* _EXERCISE MATERIAL_:
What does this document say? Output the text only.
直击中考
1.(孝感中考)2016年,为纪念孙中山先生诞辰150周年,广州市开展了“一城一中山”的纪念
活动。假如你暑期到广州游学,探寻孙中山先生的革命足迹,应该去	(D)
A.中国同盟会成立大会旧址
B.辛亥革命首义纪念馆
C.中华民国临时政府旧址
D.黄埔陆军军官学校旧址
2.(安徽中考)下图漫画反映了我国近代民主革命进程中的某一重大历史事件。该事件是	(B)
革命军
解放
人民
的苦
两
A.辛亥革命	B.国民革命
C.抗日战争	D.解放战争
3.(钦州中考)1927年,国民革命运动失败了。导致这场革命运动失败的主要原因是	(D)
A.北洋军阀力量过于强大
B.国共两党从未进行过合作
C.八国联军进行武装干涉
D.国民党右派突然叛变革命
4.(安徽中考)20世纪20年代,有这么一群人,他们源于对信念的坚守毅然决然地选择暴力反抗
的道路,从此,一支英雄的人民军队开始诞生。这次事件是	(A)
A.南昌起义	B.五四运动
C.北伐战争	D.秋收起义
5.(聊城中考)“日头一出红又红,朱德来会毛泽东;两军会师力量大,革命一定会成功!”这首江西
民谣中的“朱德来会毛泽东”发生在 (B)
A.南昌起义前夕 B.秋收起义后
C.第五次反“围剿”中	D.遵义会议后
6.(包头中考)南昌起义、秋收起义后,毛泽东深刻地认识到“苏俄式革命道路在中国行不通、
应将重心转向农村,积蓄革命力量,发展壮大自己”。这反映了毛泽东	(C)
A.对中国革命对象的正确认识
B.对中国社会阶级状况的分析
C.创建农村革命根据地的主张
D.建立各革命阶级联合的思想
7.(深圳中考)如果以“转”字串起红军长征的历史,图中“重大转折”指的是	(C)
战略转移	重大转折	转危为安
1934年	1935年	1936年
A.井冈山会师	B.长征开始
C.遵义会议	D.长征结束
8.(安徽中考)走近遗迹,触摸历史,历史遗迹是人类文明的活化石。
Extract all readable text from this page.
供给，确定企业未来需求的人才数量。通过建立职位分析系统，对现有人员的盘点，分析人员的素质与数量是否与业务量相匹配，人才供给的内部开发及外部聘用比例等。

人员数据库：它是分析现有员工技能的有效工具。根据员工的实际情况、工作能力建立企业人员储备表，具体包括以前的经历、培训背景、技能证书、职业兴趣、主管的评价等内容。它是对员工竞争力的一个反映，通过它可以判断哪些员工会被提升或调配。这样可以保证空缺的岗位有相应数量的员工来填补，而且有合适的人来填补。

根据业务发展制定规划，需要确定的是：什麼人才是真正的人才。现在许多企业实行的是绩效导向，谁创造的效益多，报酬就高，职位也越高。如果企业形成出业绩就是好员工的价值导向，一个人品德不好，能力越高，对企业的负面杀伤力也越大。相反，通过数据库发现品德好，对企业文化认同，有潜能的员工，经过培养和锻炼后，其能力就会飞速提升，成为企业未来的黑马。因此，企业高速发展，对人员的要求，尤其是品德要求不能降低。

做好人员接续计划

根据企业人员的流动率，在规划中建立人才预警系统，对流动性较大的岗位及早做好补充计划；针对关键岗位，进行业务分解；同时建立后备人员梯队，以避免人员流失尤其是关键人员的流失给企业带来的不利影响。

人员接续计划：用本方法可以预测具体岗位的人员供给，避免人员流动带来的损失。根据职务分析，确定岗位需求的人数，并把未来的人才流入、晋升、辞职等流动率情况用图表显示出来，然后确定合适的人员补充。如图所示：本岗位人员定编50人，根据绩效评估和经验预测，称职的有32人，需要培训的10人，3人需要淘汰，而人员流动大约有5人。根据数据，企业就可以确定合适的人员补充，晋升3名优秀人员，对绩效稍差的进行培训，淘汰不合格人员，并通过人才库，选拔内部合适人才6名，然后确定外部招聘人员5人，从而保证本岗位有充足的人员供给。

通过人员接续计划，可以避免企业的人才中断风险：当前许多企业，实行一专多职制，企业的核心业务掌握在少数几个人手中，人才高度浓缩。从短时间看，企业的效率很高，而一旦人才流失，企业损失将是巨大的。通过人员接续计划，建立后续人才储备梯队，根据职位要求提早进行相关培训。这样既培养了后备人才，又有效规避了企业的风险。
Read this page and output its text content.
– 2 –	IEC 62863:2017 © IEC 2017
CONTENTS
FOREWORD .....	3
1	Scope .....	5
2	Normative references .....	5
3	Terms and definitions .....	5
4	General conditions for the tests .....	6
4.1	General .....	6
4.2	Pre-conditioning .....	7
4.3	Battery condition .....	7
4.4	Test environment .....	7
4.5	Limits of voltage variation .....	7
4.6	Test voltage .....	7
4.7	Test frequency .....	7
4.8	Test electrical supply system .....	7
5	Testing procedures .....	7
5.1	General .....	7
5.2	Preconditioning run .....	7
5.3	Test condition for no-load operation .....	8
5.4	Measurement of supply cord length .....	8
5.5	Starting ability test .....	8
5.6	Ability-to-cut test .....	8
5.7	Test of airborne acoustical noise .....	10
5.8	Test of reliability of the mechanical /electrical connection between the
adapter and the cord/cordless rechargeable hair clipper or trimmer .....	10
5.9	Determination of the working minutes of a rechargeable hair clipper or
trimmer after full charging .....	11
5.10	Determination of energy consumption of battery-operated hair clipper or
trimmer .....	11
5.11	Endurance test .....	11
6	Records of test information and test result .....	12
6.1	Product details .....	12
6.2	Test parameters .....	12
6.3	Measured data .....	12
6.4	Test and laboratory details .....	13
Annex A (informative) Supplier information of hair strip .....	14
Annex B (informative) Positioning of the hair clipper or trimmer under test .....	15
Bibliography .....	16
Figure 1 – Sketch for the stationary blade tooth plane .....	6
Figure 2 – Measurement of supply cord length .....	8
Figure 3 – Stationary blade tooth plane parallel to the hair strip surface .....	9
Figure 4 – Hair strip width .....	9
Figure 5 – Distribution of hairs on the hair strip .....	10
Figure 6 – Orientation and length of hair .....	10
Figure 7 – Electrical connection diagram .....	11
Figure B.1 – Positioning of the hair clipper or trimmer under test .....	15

* _REQUIREMENTS_:
Beginning with the line that contains "Read this page and output its text content.", quote each line exactly through the last line of the entries above, and nothing beyond them.

* _WRITTEN SOLUTION_:
Read this page and output its text content.
– 2 –	IEC 62863:2017 © IEC 2017
CONTENTS
FOREWORD .....	3
1	Scope .....	5
2	Normative references .....	5
3	Terms and definitions .....	5
4	General conditions for the tests .....	6
4.1	General .....	6
4.2	Pre-conditioning .....	7
4.3	Battery condition .....	7
4.4	Test environment .....	7
4.5	Limits of voltage variation .....	7
4.6	Test voltage .....	7
4.7	Test frequency .....	7
4.8	Test electrical supply system .....	7
5	Testing procedures .....	7
5.1	General .....	7
5.2	Preconditioning run .....	7
5.3	Test condition for no-load operation .....	8
5.4	Measurement of supply cord length .....	8
5.5	Starting ability test .....	8
5.6	Ability-to-cut test .....	8
5.7	Test of airborne acoustical noise .....	10
5.8	Test of reliability of the mechanical /electrical connection between the
adapter and the cord/cordless rechargeable hair clipper or trimmer .....	10
5.9	Determination of the working minutes of a rechargeable hair clipper or
trimmer after full charging .....	11
5.10	Determination of energy consumption of battery-operated hair clipper or
trimmer .....	11
5.11	Endurance test .....	11
6	Records of test information and test result .....	12
6.1	Product details .....	12
6.2	Test parameters .....	12
6.3	Measured data .....	12
6.4	Test and laboratory details .....	13
Annex A (informative) Supplier information of hair strip .....	14
Annex B (informative) Positioning of the hair clipper or trimmer under test .....	15
Bibliography .....	16
Figure 1 – Sketch for the stationary blade tooth plane .....	6
Figure 2 – Measurement of supply cord length .....	8
Figure 3 – Stationary blade tooth plane parallel to the hair strip surface .....	9
Figure 4 – Hair strip width .....	9
Figure 5 – Distribution of hairs on the hair strip .....	10
Figure 6 – Orientation and length of hair .....	10
Figure 7 – Electrical connection diagram .....	11
Figure B.1 – Positioning of the hair clipper or trimmer under test .....	15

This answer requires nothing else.